==== Entries shown ====

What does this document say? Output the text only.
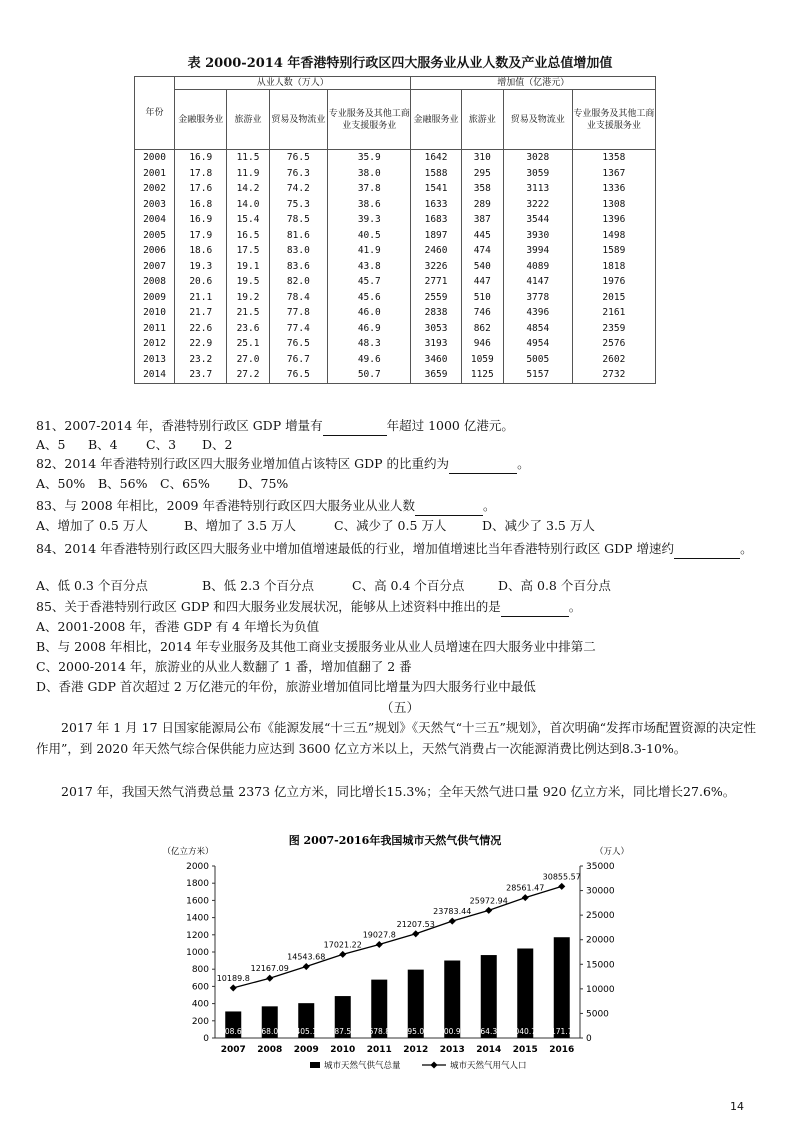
表 2000-2014 年香港特别行政区四大服务业从业人数及产业总值增加值
年份	从业人数（万人）				增加值（亿港元）			
	金融服务业	旅游业	贸易及物流业	专业服务及其他工商业支援服务业	金融服务业	旅游业	贸易及物流业	专业服务及其他工商业支援服务业
2000	16.9	11.5	76.5	35.9	1642	310	3028	1358
2001	17.8	11.9	76.3	38.0	1588	295	3059	1367
2002	17.6	14.2	74.2	37.8	1541	358	3113	1336
2003	16.8	14.0	75.3	38.6	1633	289	3222	1308
2004	16.9	15.4	78.5	39.3	1683	387	3544	1396
2005	17.9	16.5	81.6	40.5	1897	445	3930	1498
2006	18.6	17.5	83.0	41.9	2460	474	3994	1589
2007	19.3	19.1	83.6	43.8	3226	540	4089	1818
2008	20.6	19.5	82.0	45.7	2771	447	4147	1976
2009	21.1	19.2	78.4	45.6	2559	510	3778	2015
2010	21.7	21.5	77.8	46.0	2838	746	4396	2161
2011	22.6	23.6	77.4	46.9	3053	862	4854	2359
2012	22.9	25.1	76.5	48.3	3193	946	4954	2576
2013	23.2	27.0	76.7	49.6	3460	1059	5005	2602
2014	23.7	27.2	76.5	50.7	3659	1125	5157	2732
81、2007-2014 年，香港特别行政区 GDP 增量有	年超过 1000 亿港元。
A、5 B、4 C、3 D、2
82、2014 年香港特别行政区四大服务业增加值占该特区 GDP 的比重约为	。
A、50% B、56% C、65% D、75%
83、与 2008 年相比，2009 年香港特别行政区四大服务业从业人数	。
A、增加了 0.5 万人	B、增加了 3.5 万人	C、减少了 0.5 万人	D、减少了 3.5 万人
84、2014 年香港特别行政区四大服务业中增加值增速最低的行业，增加值增速比当年香港特别行政区 GDP 增速约	。
A、低 0.3 个百分点	B、低 2.3 个百分点	C、高 0.4 个百分点	D、高 0.8 个百分点
85、关于香港特别行政区 GDP 和四大服务业发展状况，能够从上述资料中推出的是	。
A、2001-2008 年，香港 GDP 有 4 年增长为负值
B、与 2008 年相比，2014 年专业服务及其他工商业支援服务业从业人员增速在四大服务业中排第二
C、2000-2014 年，旅游业的从业人数翻了 1 番，增加值翻了 2 番
D、香港 GDP 首次超过 2 万亿港元的年份，旅游业增加值同比增量为四大服务行业中最低
（五）
2017 年 1 月 17 日国家能源局公布《能源发展“十三五”规划》《天然气“十三五”规划》，首次明确“发挥市场配置资源的决定性作用”，到 2020 年天然气综合保供能力应达到 3600 亿立方米以上，天然气消费占一次能源消费比例达到8.3-10%。
2017 年，我国天然气消费总量 2373 亿立方米，同比增长15.3%；全年天然气进口量 920 亿立方米，同比增长27.6%。
图 2007-2016年我国城市天然气供气情况
（亿立方米）	（万人）
0
200
400
600
800
1000
1200
1400
1600
1800
2000
0
5000
10000
15000
20000
25000
30000
35000
308.64
2007
368.04
2008
405.1
2009
487.58
2010
678.8
2011
795.04
2012
900.99
2013
964.38
2014
1040.79
2015
1171.72
2016
10189.8
12167.09
14543.68
17021.22
19027.8
21207.53
23783.44
25972.94
28561.47
30855.57
城市天然气供气总量	城市天然气用气人口
14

====

▶ _Objective_
Reproduce every record word for word. The copy must contain no pictures.

▶ _Worked answer_
What does this document say? Output the text only.
表 2000-2014 年香港特别行政区四大服务业从业人数及产业总值增加值
年份	从业人数（万人）				增加值（亿港元）			
	金融服务业	旅游业	贸易及物流业	专业服务及其他工商业支援服务业	金融服务业	旅游业	贸易及物流业	专业服务及其他工商业支援服务业
2000	16.9	11.5	76.5	35.9	1642	310	3028	1358
2001	17.8	11.9	76.3	38.0	1588	295	3059	1367
2002	17.6	14.2	74.2	37.8	1541	358	3113	1336
2003	16.8	14.0	75.3	38.6	1633	289	3222	1308
2004	16.9	15.4	78.5	39.3	1683	387	3544	1396
2005	17.9	16.5	81.6	40.5	1897	445	3930	1498
2006	18.6	17.5	83.0	41.9	2460	474	3994	1589
2007	19.3	19.1	83.6	43.8	3226	540	4089	1818
2008	20.6	19.5	82.0	45.7	2771	447	4147	1976
2009	21.1	19.2	78.4	45.6	2559	510	3778	2015
2010	21.7	21.5	77.8	46.0	2838	746	4396	2161
2011	22.6	23.6	77.4	46.9	3053	862	4854	2359
2012	22.9	25.1	76.5	48.3	3193	946	4954	2576
2013	23.2	27.0	76.7	49.6	3460	1059	5005	2602
2014	23.7	27.2	76.5	50.7	3659	1125	5157	2732
81、2007-2014 年，香港特别行政区 GDP 增量有	年超过 1000 亿港元。
A、5 B、4 C、3 D、2
82、2014 年香港特别行政区四大服务业增加值占该特区 GDP 的比重约为	。
A、50% B、56% C、65% D、75%
83、与 2008 年相比，2009 年香港特别行政区四大服务业从业人数	。
A、增加了 0.5 万人	B、增加了 3.5 万人	C、减少了 0.5 万人	D、减少了 3.5 万人
84、2014 年香港特别行政区四大服务业中增加值增速最低的行业，增加值增速比当年香港特别行政区 GDP 增速约	。
A、低 0.3 个百分点	B、低 2.3 个百分点	C、高 0.4 个百分点	D、高 0.8 个百分点
85、关于香港特别行政区 GDP 和四大服务业发展状况，能够从上述资料中推出的是	。
A、2001-2008 年，香港 GDP 有 4 年增长为负值
B、与 2008 年相比，2014 年专业服务及其他工商业支援服务业从业人员增速在四大服务业中排第二
C、2000-2014 年，旅游业的从业人数翻了 1 番，增加值翻了 2 番
D、香港 GDP 首次超过 2 万亿港元的年份，旅游业增加值同比增量为四大服务行业中最低
（五）
2017 年 1 月 17 日国家能源局公布《能源发展“十三五”规划》《天然气“十三五”规划》，首次明确“发挥市场配置资源的决定性作用”，到 2020 年天然气综合保供能力应达到 3600 亿立方米以上，天然气消费占一次能源消费比例达到8.3-10%。
2017 年，我国天然气消费总量 2373 亿立方米，同比增长15.3%；全年天然气进口量 920 亿立方米，同比增长27.6%。
图 2007-2016年我国城市天然气供气情况
（亿立方米）	（万人）
0
200
400
600
800
1000
1200
1400
1600
1800
2000
0
5000
10000
15000
20000
25000
30000
35000
308.64
2007
368.04
2008
405.1
2009
487.58
2010
678.8
2011
795.04
2012
900.99
2013
964.38
2014
1040.79
2015
1171.72
2016
10189.8
12167.09
14543.68
17021.22
19027.8
21207.53
23783.44
25972.94
28561.47
30855.57
城市天然气供气总量	城市天然气用气人口
14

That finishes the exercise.